# RAW DATA:
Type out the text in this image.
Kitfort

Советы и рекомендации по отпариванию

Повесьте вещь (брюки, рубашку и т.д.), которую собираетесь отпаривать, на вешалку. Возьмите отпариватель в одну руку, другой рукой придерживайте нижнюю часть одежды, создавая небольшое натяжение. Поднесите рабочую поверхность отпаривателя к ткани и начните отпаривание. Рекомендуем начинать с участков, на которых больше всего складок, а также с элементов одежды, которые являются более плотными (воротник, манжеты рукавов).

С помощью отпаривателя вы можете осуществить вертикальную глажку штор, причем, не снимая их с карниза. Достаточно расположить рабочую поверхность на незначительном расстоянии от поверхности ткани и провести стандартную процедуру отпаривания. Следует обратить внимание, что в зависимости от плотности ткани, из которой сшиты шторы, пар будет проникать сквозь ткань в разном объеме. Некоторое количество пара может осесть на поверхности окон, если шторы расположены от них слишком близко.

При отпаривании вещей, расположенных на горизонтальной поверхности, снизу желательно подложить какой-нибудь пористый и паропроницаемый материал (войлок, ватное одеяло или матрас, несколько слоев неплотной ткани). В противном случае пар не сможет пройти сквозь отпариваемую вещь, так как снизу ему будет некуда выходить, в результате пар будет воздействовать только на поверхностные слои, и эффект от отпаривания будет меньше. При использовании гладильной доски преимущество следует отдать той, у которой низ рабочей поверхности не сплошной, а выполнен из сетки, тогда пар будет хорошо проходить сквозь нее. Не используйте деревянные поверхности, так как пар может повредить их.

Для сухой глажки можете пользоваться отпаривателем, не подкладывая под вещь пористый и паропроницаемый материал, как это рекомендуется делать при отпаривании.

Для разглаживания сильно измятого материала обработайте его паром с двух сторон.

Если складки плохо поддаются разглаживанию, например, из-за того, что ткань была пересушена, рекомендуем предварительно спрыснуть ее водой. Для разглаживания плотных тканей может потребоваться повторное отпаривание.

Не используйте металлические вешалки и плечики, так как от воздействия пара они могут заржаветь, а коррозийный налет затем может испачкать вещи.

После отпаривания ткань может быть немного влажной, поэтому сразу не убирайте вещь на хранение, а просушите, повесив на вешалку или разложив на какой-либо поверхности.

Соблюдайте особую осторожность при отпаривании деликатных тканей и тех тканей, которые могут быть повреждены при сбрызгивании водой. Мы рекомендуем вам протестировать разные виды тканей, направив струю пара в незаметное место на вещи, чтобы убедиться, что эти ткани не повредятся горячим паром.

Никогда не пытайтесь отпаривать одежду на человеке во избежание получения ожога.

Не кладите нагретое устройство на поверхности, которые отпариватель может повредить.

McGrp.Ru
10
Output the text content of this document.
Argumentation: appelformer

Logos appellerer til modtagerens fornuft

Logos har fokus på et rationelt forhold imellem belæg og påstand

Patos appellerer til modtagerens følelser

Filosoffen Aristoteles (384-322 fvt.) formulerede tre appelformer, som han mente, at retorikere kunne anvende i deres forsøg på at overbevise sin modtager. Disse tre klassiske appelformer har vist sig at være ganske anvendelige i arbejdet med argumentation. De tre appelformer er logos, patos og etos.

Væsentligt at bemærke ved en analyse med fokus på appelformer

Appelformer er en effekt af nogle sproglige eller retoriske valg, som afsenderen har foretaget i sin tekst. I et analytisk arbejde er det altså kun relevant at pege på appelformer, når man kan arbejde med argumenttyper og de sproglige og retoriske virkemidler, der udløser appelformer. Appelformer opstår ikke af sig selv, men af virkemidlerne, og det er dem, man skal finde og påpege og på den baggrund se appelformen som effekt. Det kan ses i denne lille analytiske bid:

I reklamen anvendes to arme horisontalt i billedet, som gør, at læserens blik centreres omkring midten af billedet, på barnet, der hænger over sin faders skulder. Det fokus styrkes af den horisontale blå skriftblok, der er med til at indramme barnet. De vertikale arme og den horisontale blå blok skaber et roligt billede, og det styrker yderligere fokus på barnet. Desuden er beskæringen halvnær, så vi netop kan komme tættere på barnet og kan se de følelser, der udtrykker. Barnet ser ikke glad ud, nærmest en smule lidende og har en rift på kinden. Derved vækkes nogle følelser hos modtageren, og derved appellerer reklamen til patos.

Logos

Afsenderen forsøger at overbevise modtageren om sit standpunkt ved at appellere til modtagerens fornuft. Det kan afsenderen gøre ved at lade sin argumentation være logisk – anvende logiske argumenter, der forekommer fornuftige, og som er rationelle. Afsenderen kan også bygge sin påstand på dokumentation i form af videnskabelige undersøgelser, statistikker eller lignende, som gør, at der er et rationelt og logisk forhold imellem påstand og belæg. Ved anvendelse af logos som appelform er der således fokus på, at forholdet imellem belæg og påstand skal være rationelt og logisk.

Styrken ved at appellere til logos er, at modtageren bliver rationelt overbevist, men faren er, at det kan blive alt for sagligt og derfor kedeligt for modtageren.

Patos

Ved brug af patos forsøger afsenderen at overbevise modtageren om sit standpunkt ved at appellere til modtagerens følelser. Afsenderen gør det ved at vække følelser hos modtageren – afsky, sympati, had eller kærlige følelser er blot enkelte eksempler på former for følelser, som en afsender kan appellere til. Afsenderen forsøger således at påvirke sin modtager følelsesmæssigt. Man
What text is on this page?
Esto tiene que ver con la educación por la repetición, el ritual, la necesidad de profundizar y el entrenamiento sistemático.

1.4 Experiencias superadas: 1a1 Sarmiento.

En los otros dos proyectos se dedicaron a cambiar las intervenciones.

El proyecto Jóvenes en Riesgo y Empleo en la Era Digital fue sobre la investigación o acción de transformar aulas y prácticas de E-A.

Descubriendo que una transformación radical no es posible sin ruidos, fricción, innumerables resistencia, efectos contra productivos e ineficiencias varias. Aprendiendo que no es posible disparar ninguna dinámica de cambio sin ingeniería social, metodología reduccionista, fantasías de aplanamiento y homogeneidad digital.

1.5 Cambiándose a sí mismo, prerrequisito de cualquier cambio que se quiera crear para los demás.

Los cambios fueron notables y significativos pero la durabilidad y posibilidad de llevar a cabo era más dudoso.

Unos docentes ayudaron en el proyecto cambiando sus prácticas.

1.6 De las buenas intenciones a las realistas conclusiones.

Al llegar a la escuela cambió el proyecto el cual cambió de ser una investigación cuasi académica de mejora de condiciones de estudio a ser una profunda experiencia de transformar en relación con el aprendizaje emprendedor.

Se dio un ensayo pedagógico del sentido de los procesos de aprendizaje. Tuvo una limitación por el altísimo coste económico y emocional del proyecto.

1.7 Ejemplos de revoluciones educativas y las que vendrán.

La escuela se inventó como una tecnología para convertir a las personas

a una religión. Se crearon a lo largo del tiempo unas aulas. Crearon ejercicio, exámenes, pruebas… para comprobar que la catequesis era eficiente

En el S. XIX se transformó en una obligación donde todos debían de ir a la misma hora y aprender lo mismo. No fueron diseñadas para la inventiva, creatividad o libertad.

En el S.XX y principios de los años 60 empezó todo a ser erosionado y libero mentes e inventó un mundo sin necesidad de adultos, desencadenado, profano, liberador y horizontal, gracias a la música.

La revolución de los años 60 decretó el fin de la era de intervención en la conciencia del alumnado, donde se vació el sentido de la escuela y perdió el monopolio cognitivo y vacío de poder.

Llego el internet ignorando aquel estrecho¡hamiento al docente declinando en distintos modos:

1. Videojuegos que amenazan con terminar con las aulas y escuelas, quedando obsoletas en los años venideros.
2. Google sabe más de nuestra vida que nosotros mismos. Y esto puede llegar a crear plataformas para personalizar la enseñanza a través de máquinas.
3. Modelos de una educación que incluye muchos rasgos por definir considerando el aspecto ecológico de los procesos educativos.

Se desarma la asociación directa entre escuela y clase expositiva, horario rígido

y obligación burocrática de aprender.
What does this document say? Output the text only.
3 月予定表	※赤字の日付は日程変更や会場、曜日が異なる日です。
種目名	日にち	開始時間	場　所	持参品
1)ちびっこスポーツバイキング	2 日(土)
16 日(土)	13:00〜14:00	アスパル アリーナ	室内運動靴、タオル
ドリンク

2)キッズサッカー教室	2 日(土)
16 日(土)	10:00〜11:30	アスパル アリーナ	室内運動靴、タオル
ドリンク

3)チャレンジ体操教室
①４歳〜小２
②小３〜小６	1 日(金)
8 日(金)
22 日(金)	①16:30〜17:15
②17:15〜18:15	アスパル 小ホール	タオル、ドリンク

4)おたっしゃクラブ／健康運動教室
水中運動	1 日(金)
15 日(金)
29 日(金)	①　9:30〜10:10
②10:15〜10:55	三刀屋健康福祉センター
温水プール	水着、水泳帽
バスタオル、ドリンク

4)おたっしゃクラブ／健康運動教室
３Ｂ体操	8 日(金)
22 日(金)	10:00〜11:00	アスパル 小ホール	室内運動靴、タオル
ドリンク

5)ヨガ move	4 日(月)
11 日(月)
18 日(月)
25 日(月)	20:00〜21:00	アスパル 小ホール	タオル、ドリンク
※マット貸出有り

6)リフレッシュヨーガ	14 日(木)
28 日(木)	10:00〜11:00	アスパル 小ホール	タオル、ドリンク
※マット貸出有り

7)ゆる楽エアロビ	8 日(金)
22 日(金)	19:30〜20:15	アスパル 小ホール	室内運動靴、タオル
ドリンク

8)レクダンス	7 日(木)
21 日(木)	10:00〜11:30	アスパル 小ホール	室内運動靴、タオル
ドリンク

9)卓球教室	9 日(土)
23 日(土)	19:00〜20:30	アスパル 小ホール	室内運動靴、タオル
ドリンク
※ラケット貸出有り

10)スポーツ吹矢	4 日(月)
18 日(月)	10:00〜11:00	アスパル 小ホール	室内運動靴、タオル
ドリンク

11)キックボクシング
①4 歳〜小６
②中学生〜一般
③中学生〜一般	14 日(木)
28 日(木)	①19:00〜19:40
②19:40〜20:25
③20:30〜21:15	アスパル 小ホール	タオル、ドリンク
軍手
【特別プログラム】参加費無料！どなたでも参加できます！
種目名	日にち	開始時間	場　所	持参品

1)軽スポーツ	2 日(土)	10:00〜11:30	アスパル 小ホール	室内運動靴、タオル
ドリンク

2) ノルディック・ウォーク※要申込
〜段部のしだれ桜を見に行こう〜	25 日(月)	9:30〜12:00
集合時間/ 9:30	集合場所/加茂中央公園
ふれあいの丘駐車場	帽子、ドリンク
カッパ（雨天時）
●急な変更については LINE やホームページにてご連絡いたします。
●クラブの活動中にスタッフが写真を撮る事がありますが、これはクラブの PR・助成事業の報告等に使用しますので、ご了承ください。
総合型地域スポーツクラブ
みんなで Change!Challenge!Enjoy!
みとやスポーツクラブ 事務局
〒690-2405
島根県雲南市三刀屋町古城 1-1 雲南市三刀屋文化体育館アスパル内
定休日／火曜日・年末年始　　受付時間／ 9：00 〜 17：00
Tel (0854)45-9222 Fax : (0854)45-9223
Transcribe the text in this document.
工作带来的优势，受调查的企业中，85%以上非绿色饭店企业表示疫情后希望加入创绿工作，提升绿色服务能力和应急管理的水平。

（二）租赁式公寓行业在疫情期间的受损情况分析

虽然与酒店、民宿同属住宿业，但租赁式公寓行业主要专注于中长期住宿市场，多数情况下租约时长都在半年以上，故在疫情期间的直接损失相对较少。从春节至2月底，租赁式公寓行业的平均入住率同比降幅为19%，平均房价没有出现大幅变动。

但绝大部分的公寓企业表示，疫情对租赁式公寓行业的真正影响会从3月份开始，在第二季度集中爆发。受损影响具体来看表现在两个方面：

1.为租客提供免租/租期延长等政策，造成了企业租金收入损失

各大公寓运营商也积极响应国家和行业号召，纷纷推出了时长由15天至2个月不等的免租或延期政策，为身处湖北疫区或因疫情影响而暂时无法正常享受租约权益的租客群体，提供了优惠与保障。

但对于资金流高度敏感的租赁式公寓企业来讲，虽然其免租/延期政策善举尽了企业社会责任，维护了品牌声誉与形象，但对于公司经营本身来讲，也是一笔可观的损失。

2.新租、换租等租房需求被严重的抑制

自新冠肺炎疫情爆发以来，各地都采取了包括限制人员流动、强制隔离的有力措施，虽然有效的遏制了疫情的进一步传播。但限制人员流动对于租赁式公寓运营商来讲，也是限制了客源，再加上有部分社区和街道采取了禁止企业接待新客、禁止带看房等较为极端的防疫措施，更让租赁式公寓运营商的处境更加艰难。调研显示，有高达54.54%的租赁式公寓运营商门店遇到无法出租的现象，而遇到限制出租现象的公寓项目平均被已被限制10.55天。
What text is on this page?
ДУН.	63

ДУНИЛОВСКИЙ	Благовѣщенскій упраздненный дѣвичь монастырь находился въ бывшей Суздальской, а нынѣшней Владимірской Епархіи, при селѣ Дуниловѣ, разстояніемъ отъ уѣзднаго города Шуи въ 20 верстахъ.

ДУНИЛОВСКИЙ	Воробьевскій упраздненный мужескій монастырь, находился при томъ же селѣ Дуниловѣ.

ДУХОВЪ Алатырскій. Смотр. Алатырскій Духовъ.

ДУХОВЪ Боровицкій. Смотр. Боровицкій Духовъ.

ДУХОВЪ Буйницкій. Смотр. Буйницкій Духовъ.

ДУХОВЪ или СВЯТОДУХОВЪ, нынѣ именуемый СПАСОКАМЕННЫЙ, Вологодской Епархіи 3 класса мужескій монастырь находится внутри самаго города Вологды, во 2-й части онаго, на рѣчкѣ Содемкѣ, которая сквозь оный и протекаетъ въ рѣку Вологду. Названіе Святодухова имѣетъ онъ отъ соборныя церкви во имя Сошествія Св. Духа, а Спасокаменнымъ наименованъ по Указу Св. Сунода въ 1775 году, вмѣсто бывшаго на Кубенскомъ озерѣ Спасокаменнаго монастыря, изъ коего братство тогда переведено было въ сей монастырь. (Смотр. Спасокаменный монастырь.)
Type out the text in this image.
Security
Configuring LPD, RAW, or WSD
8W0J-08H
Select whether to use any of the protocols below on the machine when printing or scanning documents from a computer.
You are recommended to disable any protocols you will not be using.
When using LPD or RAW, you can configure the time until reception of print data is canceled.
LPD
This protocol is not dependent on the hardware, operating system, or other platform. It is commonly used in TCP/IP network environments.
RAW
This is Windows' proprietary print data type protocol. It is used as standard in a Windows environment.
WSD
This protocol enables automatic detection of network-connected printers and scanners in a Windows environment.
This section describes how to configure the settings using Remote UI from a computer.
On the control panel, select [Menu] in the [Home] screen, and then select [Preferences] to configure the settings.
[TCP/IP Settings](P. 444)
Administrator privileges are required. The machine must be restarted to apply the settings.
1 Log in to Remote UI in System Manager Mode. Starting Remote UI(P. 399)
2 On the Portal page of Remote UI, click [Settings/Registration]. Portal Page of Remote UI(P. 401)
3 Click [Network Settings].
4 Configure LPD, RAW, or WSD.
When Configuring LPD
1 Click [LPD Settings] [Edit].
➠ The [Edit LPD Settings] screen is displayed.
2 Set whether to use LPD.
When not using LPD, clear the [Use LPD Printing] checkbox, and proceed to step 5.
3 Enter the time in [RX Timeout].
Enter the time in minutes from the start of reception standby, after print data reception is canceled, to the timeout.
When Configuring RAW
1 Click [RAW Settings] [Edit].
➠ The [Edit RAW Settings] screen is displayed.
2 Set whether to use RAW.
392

# DIRECTIONS:
Copy out every line where the word "Output" occurs.

# EXERCISE SOLUTION:
Output the text content of this document.
What does this document say? Output the text only.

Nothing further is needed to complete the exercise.